--- begin WORKING DATA ---
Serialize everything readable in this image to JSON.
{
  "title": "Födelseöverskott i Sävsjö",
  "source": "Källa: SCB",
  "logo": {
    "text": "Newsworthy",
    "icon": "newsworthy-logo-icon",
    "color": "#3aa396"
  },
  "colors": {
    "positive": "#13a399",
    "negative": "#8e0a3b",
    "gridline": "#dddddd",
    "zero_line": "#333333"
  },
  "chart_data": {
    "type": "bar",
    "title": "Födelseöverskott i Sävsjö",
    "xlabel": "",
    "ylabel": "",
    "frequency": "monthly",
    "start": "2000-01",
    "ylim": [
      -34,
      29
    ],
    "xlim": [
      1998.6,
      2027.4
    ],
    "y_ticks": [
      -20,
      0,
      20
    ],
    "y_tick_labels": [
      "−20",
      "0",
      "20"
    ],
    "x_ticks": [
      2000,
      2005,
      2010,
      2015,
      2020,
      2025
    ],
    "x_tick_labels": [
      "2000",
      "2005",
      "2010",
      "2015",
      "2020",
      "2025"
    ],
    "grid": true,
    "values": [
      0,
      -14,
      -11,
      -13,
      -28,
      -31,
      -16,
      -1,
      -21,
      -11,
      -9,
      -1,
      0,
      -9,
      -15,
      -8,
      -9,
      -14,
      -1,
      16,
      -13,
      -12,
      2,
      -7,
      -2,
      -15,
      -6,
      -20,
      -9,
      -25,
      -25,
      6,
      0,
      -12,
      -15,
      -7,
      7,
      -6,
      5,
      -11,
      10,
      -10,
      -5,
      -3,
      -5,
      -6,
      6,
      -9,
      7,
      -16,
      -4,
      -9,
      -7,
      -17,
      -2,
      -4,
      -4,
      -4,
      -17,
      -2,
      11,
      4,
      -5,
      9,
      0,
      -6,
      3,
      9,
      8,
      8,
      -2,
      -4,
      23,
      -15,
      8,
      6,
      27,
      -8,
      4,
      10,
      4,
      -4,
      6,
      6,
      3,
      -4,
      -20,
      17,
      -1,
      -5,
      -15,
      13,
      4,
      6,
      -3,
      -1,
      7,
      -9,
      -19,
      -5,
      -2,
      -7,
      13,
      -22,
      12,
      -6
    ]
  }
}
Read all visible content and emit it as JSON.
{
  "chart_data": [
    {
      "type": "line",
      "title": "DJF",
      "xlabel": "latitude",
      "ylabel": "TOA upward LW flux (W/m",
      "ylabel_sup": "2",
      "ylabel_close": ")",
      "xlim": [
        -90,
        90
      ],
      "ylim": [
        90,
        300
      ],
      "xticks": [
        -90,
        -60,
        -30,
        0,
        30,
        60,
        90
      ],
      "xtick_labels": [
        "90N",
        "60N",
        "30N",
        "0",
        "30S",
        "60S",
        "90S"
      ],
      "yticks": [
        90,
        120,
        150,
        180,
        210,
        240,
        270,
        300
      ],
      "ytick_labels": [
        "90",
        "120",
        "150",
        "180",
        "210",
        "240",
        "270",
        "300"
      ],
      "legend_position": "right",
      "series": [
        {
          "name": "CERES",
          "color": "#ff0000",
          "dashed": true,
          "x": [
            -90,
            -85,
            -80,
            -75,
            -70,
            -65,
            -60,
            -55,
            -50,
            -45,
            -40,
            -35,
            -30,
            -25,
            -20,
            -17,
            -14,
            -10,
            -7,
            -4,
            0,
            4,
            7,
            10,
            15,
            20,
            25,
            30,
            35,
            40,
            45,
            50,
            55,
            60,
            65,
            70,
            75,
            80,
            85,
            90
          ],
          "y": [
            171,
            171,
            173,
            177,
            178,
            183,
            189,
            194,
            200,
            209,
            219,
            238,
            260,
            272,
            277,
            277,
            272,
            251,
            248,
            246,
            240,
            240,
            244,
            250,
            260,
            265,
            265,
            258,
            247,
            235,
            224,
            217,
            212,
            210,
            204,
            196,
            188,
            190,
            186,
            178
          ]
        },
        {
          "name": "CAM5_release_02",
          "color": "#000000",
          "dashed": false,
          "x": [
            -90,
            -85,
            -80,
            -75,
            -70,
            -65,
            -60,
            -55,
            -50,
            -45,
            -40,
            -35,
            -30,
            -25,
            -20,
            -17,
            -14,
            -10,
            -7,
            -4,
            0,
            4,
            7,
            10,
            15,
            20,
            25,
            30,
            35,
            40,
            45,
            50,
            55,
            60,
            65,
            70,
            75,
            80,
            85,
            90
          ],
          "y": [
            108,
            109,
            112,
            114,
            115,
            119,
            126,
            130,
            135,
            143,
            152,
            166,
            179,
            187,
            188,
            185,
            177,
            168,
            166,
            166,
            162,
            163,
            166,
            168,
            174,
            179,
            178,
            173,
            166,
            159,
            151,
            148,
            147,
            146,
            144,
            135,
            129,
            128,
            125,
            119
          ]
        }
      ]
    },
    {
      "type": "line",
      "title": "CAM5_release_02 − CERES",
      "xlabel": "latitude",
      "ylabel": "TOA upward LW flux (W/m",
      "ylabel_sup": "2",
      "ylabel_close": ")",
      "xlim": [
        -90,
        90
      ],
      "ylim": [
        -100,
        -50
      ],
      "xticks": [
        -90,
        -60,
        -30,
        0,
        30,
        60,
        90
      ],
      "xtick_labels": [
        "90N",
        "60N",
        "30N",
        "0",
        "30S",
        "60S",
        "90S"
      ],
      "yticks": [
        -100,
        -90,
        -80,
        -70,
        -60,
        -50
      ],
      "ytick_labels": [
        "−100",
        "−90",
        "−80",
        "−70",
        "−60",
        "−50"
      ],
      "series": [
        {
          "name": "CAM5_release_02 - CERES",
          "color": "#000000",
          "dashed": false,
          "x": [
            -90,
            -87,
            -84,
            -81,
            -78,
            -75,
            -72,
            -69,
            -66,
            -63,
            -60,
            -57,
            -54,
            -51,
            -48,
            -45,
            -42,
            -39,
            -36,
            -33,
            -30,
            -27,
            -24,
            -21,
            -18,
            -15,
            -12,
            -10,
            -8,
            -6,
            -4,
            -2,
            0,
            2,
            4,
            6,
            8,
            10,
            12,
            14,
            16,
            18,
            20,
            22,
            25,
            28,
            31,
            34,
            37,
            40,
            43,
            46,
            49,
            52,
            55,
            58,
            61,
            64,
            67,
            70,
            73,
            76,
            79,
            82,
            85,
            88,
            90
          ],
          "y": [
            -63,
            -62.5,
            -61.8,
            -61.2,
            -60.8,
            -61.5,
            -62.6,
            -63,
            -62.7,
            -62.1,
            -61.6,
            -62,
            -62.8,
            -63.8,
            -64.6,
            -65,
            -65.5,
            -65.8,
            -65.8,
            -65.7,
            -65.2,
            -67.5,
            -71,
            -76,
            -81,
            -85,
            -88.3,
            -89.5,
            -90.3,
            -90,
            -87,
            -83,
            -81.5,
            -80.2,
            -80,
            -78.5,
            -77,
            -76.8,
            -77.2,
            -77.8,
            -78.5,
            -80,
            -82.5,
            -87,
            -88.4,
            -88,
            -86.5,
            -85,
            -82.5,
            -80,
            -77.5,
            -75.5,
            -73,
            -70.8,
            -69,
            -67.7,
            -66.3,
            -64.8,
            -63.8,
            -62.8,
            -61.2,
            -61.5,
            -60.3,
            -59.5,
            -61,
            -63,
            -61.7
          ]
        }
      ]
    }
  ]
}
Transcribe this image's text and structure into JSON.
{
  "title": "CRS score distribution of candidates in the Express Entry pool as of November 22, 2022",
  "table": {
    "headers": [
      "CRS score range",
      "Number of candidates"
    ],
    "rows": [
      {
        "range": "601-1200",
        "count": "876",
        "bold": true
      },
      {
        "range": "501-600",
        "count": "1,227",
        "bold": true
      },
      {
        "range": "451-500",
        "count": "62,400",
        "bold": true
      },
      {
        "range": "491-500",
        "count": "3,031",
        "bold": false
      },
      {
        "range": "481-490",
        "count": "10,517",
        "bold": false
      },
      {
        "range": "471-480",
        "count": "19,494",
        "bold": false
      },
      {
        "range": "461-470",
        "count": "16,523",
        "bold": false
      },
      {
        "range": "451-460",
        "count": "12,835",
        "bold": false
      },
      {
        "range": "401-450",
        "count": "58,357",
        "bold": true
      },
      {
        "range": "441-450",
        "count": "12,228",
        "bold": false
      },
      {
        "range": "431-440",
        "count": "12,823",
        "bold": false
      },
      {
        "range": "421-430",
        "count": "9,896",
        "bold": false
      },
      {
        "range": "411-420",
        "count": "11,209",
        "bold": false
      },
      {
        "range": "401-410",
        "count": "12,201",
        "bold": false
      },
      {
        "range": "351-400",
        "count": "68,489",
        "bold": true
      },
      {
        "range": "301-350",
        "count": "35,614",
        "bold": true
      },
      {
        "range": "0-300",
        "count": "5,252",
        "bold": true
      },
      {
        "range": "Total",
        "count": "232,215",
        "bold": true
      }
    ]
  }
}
--- end WORKING DATA ---
WHAT YOU WILL DO
Set out exactly the run of lines that begins at the line holding "Transcribe this image's" and ends at the last line of the data.

COMPLETE RESPONSE
Transcribe this image's text and structure into JSON.
{
  "title": "CRS score distribution of candidates in the Express Entry pool as of November 22, 2022",
  "table": {
    "headers": [
      "CRS score range",
      "Number of candidates"
    ],
    "rows": [
      {
        "range": "601-1200",
        "count": "876",
        "bold": true
      },
      {
        "range": "501-600",
        "count": "1,227",
        "bold": true
      },
      {
        "range": "451-500",
        "count": "62,400",
        "bold": true
      },
      {
        "range": "491-500",
        "count": "3,031",
        "bold": false
      },
      {
        "range": "481-490",
        "count": "10,517",
        "bold": false
      },
      {
        "range": "471-480",
        "count": "19,494",
        "bold": false
      },
      {
        "range": "461-470",
        "count": "16,523",
        "bold": false
      },
      {
        "range": "451-460",
        "count": "12,835",
        "bold": false
      },
      {
        "range": "401-450",
        "count": "58,357",
        "bold": true
      },
      {
        "range": "441-450",
        "count": "12,228",
        "bold": false
      },
      {
        "range": "431-440",
        "count": "12,823",
        "bold": false
      },
      {
        "range": "421-430",
        "count": "9,896",
        "bold": false
      },
      {
        "range": "411-420",
        "count": "11,209",
        "bold": false
      },
      {
        "range": "401-410",
        "count": "12,201",
        "bold": false
      },
      {
        "range": "351-400",
        "count": "68,489",
        "bold": true
      },
      {
        "range": "301-350",
        "count": "35,614",
        "bold": true
      },
      {
        "range": "0-300",
        "count": "5,252",
        "bold": true
      },
      {
        "range": "Total",
        "count": "232,215",
        "bold": true
      }
    ]
  }
}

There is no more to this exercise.